**Exercise:** Run through the data and copy out every line that mentions the word "지노브로".

Dataset content section start

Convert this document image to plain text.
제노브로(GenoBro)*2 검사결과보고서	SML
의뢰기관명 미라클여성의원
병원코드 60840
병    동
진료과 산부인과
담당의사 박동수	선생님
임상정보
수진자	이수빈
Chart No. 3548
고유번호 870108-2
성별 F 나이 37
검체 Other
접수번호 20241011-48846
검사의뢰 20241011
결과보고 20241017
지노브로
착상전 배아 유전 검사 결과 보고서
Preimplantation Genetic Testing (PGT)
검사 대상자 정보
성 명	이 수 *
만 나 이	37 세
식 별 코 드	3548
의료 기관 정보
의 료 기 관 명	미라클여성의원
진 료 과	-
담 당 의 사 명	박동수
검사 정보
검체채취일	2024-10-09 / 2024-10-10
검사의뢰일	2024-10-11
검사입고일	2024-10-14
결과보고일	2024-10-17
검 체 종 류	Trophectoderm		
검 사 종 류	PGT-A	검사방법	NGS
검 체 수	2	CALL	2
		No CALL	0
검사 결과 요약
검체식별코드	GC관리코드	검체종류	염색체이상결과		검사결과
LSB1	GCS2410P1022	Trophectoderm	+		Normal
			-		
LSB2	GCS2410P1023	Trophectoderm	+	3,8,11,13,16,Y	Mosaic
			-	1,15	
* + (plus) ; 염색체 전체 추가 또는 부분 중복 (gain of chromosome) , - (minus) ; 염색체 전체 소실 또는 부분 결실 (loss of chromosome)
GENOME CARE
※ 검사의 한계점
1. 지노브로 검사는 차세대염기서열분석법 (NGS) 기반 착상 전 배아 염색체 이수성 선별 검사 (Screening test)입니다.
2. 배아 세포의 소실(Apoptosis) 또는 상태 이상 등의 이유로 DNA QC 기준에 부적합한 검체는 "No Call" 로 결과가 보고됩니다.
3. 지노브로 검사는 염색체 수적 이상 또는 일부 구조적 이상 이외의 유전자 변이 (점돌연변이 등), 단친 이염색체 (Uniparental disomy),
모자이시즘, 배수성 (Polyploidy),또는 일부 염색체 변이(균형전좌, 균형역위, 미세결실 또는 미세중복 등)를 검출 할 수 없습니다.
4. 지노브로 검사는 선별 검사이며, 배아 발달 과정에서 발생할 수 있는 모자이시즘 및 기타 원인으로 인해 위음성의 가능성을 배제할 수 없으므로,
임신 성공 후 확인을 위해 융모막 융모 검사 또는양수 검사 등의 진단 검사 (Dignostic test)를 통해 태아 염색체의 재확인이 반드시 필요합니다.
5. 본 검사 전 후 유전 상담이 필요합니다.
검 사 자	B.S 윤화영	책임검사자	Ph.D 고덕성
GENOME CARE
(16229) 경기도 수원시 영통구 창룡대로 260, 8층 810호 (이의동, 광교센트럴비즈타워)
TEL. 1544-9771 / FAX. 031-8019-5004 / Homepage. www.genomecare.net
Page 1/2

Dataset content section end

**Problem solution:**
지노브로
1. 지노브로 검사는 차세대염기서열분석법 (NGS) 기반 착상 전 배아 염색체 이수성 선별 검사 (Screening test)입니다.
3. 지노브로 검사는 염색체 수적 이상 또는 일부 구조적 이상 이외의 유전자 변이 (점돌연변이 등), 단친 이염색체 (Uniparental disomy),
4. 지노브로 검사는 선별 검사이며, 배아 발달 과정에서 발생할 수 있는 모자이시즘 및 기타 원인으로 인해 위음성의 가능성을 배제할 수 없으므로,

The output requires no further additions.